WRITTEN TASK:
Find each line with the word "money" and say how many there are, nothing else.

----------

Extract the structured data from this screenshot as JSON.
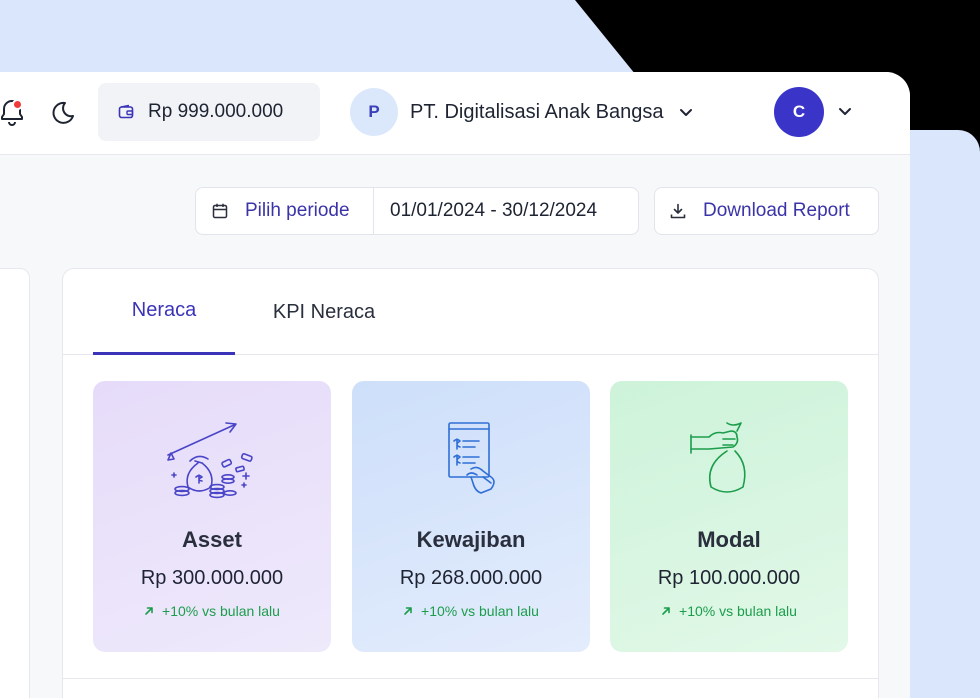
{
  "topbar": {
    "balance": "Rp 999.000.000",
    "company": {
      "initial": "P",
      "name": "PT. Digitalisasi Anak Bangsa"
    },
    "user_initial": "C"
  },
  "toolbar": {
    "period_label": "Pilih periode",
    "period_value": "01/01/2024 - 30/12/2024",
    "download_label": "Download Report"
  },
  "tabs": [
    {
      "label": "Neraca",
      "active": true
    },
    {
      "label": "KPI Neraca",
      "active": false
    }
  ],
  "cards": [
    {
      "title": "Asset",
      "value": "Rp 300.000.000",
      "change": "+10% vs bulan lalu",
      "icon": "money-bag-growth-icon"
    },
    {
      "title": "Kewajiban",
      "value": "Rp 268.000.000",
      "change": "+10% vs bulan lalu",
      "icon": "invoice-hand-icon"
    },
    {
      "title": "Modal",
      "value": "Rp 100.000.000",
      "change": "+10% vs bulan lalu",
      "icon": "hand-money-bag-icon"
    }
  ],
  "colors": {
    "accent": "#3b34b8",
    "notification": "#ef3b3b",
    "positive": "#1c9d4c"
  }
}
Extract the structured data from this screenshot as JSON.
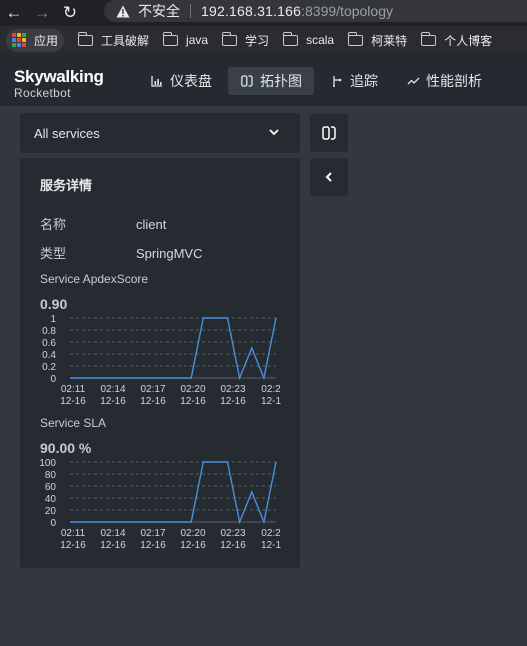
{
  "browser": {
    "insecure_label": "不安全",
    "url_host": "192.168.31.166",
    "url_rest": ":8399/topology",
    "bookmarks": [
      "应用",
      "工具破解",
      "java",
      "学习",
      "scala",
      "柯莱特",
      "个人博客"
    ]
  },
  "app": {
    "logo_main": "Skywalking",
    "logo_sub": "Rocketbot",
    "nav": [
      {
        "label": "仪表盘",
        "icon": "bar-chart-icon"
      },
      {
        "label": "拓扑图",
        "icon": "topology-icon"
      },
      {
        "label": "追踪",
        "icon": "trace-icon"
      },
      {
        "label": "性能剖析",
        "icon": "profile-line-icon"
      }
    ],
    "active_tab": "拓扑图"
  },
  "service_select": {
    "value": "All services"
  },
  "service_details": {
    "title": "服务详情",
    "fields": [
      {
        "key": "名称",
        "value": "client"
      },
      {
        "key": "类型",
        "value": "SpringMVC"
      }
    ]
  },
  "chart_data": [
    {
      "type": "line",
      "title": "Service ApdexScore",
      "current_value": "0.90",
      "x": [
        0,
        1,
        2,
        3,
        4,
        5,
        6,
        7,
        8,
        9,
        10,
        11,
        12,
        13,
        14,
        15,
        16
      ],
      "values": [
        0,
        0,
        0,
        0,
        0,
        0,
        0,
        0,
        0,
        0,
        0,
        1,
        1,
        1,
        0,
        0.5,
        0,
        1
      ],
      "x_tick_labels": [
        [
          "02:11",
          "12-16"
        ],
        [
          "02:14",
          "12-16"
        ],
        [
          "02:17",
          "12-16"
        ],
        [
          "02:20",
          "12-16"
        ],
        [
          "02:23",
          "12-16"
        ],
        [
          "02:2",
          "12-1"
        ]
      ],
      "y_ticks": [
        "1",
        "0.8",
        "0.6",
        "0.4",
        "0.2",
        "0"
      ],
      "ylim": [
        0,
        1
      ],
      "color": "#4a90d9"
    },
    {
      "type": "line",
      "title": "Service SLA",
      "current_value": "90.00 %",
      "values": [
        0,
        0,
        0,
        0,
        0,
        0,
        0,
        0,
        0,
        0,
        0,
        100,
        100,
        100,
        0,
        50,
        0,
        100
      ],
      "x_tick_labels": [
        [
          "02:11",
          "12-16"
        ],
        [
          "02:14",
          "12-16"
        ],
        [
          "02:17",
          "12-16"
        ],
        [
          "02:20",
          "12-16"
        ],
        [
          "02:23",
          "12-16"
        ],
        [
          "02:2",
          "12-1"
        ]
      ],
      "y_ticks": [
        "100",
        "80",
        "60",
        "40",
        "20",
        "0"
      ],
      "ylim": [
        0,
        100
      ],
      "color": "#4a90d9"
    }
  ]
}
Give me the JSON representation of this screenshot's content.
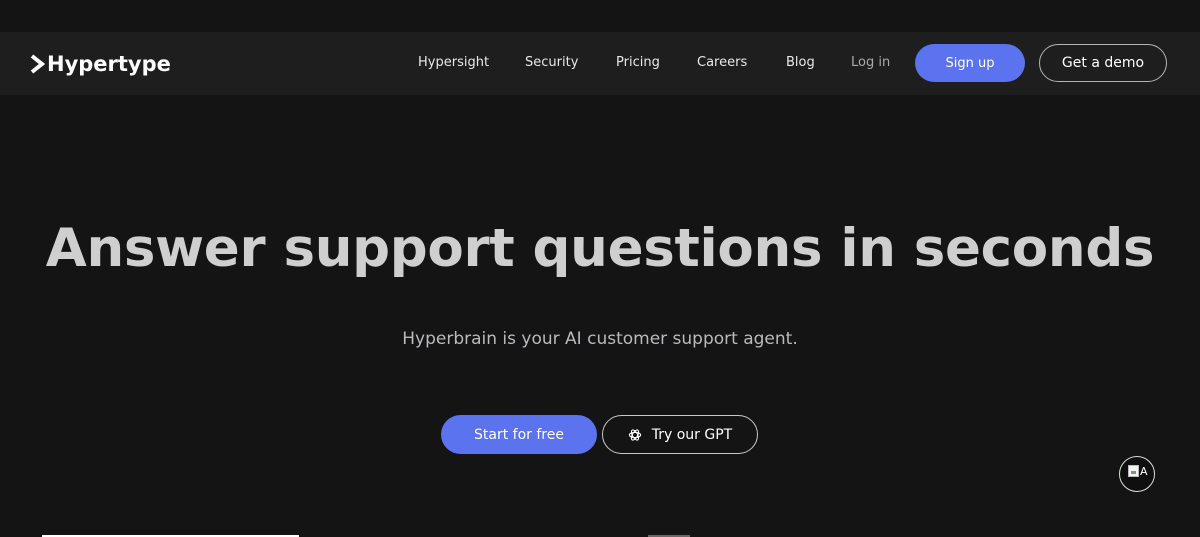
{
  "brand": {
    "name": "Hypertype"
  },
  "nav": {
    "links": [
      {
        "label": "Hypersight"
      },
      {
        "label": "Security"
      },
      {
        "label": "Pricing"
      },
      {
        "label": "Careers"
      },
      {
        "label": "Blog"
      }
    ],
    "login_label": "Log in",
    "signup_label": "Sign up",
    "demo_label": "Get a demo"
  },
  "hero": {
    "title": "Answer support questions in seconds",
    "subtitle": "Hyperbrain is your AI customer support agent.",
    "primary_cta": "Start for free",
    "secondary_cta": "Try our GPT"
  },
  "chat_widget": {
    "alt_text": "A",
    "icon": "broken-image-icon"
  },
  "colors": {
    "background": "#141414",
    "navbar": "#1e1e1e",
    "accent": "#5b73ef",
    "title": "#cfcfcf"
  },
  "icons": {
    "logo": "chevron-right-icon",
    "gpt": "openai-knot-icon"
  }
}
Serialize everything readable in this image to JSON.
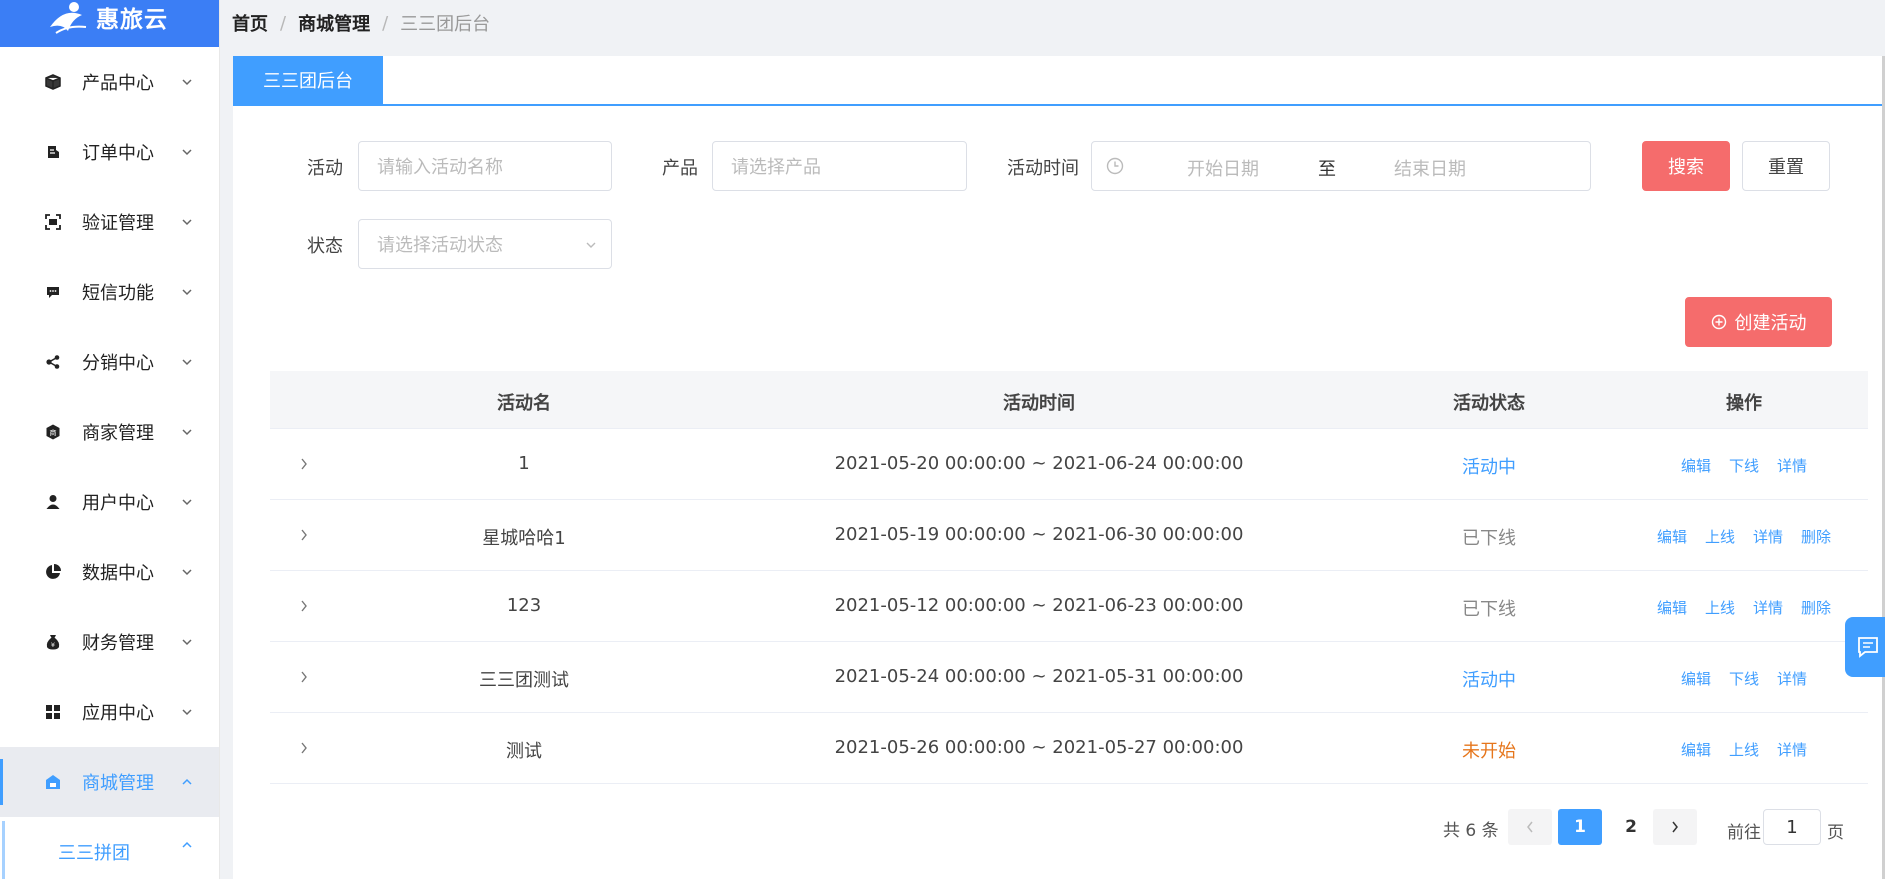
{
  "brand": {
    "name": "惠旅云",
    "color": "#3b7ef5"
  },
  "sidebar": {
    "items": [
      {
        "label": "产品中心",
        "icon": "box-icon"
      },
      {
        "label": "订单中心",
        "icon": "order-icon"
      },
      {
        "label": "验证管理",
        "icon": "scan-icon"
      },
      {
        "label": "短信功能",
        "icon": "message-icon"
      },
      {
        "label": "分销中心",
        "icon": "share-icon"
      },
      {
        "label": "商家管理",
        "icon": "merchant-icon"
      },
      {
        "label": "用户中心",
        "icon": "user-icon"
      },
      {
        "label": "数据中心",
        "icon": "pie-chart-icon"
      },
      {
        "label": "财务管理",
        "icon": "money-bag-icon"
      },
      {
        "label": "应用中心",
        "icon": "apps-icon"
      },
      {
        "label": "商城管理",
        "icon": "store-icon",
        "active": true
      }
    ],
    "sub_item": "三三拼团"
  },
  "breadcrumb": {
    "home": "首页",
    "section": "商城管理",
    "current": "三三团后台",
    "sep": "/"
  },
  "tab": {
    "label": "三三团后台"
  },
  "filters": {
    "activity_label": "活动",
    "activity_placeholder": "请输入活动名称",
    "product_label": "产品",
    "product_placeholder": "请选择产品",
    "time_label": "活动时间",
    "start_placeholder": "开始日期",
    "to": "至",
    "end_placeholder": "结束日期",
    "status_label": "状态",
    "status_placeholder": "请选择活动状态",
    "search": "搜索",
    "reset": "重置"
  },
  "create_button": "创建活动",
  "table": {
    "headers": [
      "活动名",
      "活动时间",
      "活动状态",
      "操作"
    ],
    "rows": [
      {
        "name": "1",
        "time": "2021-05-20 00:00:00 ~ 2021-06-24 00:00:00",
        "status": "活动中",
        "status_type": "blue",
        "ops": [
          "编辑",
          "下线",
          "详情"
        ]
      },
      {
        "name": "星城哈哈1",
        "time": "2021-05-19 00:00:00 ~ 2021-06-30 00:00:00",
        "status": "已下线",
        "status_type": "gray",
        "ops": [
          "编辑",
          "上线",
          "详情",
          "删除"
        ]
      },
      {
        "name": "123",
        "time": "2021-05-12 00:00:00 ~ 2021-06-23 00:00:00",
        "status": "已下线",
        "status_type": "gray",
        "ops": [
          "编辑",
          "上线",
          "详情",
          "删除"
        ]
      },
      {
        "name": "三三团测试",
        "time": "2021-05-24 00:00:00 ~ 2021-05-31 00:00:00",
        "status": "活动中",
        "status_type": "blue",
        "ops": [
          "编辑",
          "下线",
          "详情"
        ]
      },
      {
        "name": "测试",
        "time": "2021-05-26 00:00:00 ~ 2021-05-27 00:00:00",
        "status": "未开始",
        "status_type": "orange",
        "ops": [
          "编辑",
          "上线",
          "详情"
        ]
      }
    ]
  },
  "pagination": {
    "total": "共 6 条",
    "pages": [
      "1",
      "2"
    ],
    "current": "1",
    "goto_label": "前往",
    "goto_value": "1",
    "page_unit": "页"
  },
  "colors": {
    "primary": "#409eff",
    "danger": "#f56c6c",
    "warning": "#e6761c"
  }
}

----------

EXERCISE ANSWER:
3